━━━━━ DATASET ROWS ━━━━━

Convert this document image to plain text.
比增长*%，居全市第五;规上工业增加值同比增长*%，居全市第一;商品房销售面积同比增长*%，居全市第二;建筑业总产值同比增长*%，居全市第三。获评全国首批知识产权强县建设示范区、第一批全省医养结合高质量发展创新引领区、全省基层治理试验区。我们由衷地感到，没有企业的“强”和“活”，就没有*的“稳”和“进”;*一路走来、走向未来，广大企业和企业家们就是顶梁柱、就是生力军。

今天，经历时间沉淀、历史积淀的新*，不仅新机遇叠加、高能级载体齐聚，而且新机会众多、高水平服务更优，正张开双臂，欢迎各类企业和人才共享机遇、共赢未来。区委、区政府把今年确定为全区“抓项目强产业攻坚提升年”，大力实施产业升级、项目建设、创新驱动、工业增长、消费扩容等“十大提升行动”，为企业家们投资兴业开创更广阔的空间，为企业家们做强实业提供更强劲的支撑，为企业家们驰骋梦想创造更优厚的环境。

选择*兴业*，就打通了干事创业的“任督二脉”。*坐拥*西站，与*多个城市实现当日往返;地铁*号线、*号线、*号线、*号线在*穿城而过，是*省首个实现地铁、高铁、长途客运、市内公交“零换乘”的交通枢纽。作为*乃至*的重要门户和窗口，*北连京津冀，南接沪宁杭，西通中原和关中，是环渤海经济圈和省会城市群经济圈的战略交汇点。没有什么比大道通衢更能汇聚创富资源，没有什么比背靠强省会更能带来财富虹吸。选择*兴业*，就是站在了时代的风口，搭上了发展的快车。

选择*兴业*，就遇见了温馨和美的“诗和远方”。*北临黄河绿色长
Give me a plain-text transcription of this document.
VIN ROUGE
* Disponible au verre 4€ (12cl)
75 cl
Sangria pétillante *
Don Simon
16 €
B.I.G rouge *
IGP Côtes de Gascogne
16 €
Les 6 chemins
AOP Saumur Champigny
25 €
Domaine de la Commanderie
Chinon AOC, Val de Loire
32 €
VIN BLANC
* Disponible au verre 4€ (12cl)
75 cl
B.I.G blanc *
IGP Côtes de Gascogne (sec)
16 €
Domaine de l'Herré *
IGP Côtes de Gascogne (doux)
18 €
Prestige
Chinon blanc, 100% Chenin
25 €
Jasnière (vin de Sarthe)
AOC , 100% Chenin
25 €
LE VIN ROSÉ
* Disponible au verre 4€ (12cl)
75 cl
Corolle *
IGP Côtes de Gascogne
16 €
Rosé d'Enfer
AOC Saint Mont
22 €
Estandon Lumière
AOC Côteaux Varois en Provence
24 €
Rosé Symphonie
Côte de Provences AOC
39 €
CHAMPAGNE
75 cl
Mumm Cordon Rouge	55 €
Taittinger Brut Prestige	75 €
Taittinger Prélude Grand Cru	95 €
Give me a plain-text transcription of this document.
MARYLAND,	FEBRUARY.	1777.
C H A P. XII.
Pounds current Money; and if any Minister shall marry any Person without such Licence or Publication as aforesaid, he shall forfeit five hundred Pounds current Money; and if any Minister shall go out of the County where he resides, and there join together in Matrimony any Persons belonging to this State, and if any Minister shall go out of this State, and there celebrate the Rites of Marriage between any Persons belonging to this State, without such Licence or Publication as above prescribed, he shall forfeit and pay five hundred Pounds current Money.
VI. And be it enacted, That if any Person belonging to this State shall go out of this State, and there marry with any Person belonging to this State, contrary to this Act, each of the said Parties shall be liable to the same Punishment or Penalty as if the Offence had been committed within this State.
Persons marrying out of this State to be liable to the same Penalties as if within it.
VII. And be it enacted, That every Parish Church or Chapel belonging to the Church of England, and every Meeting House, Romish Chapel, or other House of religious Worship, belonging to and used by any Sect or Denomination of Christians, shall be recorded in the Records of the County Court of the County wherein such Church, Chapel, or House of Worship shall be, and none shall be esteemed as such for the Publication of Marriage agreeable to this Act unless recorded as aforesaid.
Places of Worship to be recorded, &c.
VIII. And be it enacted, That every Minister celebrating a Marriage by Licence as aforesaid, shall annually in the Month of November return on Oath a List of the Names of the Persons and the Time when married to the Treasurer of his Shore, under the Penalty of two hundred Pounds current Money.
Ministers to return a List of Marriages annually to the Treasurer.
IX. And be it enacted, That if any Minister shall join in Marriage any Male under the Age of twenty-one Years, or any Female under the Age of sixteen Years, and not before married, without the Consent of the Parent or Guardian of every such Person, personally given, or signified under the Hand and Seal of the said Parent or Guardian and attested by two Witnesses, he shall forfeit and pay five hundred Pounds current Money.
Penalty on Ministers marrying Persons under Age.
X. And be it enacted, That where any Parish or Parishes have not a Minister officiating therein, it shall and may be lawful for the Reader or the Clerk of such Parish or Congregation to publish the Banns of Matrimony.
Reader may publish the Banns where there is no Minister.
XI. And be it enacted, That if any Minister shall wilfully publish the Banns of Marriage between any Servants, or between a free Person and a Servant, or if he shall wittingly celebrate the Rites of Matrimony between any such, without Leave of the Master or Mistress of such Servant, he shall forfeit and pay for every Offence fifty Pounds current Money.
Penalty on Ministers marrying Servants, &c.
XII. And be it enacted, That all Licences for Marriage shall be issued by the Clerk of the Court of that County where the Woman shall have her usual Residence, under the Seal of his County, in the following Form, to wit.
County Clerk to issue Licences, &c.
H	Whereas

━━━━━

- TO BE DONE:
Make an exact copy of all the data.

- REPLY TO THE EXERCISE:
Convert this document image to plain text.
比增长*%，居全市第五;规上工业增加值同比增长*%，居全市第一;商品房销售面积同比增长*%，居全市第二;建筑业总产值同比增长*%，居全市第三。获评全国首批知识产权强县建设示范区、第一批全省医养结合高质量发展创新引领区、全省基层治理试验区。我们由衷地感到，没有企业的“强”和“活”，就没有*的“稳”和“进”;*一路走来、走向未来，广大企业和企业家们就是顶梁柱、就是生力军。

今天，经历时间沉淀、历史积淀的新*，不仅新机遇叠加、高能级载体齐聚，而且新机会众多、高水平服务更优，正张开双臂，欢迎各类企业和人才共享机遇、共赢未来。区委、区政府把今年确定为全区“抓项目强产业攻坚提升年”，大力实施产业升级、项目建设、创新驱动、工业增长、消费扩容等“十大提升行动”，为企业家们投资兴业开创更广阔的空间，为企业家们做强实业提供更强劲的支撑，为企业家们驰骋梦想创造更优厚的环境。

选择*兴业*，就打通了干事创业的“任督二脉”。*坐拥*西站，与*多个城市实现当日往返;地铁*号线、*号线、*号线、*号线在*穿城而过，是*省首个实现地铁、高铁、长途客运、市内公交“零换乘”的交通枢纽。作为*乃至*的重要门户和窗口，*北连京津冀，南接沪宁杭，西通中原和关中，是环渤海经济圈和省会城市群经济圈的战略交汇点。没有什么比大道通衢更能汇聚创富资源，没有什么比背靠强省会更能带来财富虹吸。选择*兴业*，就是站在了时代的风口，搭上了发展的快车。

选择*兴业*，就遇见了温馨和美的“诗和远方”。*北临黄河绿色长
Give me a plain-text transcription of this document.
VIN ROUGE
* Disponible au verre 4€ (12cl)
75 cl
Sangria pétillante *
Don Simon
16 €
B.I.G rouge *
IGP Côtes de Gascogne
16 €
Les 6 chemins
AOP Saumur Champigny
25 €
Domaine de la Commanderie
Chinon AOC, Val de Loire
32 €
VIN BLANC
* Disponible au verre 4€ (12cl)
75 cl
B.I.G blanc *
IGP Côtes de Gascogne (sec)
16 €
Domaine de l'Herré *
IGP Côtes de Gascogne (doux)
18 €
Prestige
Chinon blanc, 100% Chenin
25 €
Jasnière (vin de Sarthe)
AOC , 100% Chenin
25 €
LE VIN ROSÉ
* Disponible au verre 4€ (12cl)
75 cl
Corolle *
IGP Côtes de Gascogne
16 €
Rosé d'Enfer
AOC Saint Mont
22 €
Estandon Lumière
AOC Côteaux Varois en Provence
24 €
Rosé Symphonie
Côte de Provences AOC
39 €
CHAMPAGNE
75 cl
Mumm Cordon Rouge	55 €
Taittinger Brut Prestige	75 €
Taittinger Prélude Grand Cru	95 €
Give me a plain-text transcription of this document.
MARYLAND,	FEBRUARY.	1777.
C H A P. XII.
Pounds current Money; and if any Minister shall marry any Person without such Licence or Publication as aforesaid, he shall forfeit five hundred Pounds current Money; and if any Minister shall go out of the County where he resides, and there join together in Matrimony any Persons belonging to this State, and if any Minister shall go out of this State, and there celebrate the Rites of Marriage between any Persons belonging to this State, without such Licence or Publication as above prescribed, he shall forfeit and pay five hundred Pounds current Money.
VI. And be it enacted, That if any Person belonging to this State shall go out of this State, and there marry with any Person belonging to this State, contrary to this Act, each of the said Parties shall be liable to the same Punishment or Penalty as if the Offence had been committed within this State.
Persons marrying out of this State to be liable to the same Penalties as if within it.
VII. And be it enacted, That every Parish Church or Chapel belonging to the Church of England, and every Meeting House, Romish Chapel, or other House of religious Worship, belonging to and used by any Sect or Denomination of Christians, shall be recorded in the Records of the County Court of the County wherein such Church, Chapel, or House of Worship shall be, and none shall be esteemed as such for the Publication of Marriage agreeable to this Act unless recorded as aforesaid.
Places of Worship to be recorded, &c.
VIII. And be it enacted, That every Minister celebrating a Marriage by Licence as aforesaid, shall annually in the Month of November return on Oath a List of the Names of the Persons and the Time when married to the Treasurer of his Shore, under the Penalty of two hundred Pounds current Money.
Ministers to return a List of Marriages annually to the Treasurer.
IX. And be it enacted, That if any Minister shall join in Marriage any Male under the Age of twenty-one Years, or any Female under the Age of sixteen Years, and not before married, without the Consent of the Parent or Guardian of every such Person, personally given, or signified under the Hand and Seal of the said Parent or Guardian and attested by two Witnesses, he shall forfeit and pay five hundred Pounds current Money.
Penalty on Ministers marrying Persons under Age.
X. And be it enacted, That where any Parish or Parishes have not a Minister officiating therein, it shall and may be lawful for the Reader or the Clerk of such Parish or Congregation to publish the Banns of Matrimony.
Reader may publish the Banns where there is no Minister.
XI. And be it enacted, That if any Minister shall wilfully publish the Banns of Marriage between any Servants, or between a free Person and a Servant, or if he shall wittingly celebrate the Rites of Matrimony between any such, without Leave of the Master or Mistress of such Servant, he shall forfeit and pay for every Offence fifty Pounds current Money.
Penalty on Ministers marrying Servants, &c.
XII. And be it enacted, That all Licences for Marriage shall be issued by the Clerk of the Court of that County where the Woman shall have her usual Residence, under the Seal of his County, in the following Form, to wit.
County Clerk to issue Licences, &c.
H	Whereas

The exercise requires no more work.